WHAT IS BEING ASKED: List each line of the data that holds the string "option", please.

EXTRACTED ENTRIES:
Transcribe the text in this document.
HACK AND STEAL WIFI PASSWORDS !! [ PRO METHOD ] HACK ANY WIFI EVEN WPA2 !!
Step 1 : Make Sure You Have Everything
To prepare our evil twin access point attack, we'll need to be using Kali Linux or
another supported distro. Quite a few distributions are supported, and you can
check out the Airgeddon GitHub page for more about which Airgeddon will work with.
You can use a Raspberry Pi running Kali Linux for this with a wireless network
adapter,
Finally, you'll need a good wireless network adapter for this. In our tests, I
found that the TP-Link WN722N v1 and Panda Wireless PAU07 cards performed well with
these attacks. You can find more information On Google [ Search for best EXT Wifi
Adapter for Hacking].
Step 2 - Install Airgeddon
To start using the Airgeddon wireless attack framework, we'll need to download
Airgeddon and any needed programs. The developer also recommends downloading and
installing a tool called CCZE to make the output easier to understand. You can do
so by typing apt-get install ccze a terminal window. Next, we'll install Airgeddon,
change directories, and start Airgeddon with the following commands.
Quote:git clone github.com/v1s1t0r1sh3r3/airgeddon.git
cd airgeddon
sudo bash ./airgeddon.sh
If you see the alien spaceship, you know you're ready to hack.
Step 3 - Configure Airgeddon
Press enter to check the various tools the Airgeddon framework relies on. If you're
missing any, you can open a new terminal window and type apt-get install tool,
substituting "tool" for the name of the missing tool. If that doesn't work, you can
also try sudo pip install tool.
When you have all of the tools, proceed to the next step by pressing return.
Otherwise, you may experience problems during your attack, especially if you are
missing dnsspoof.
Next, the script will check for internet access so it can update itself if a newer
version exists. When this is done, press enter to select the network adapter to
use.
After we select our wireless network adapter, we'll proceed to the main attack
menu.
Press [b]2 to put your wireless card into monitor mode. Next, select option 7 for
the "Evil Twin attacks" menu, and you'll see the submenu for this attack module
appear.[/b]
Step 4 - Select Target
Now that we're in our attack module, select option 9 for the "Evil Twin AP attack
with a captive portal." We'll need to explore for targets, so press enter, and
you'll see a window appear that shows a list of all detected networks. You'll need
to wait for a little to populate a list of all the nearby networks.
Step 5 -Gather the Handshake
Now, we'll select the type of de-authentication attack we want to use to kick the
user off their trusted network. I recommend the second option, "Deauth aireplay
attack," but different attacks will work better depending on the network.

CORRECT RESPONSE:
Press [b]2 to put your wireless card into monitor mode. Next, select option 7 for
Now that we're in our attack module, select option 9 for the "Evil Twin AP attack
user off their trusted network. I recommend the second option, "Deauth aireplay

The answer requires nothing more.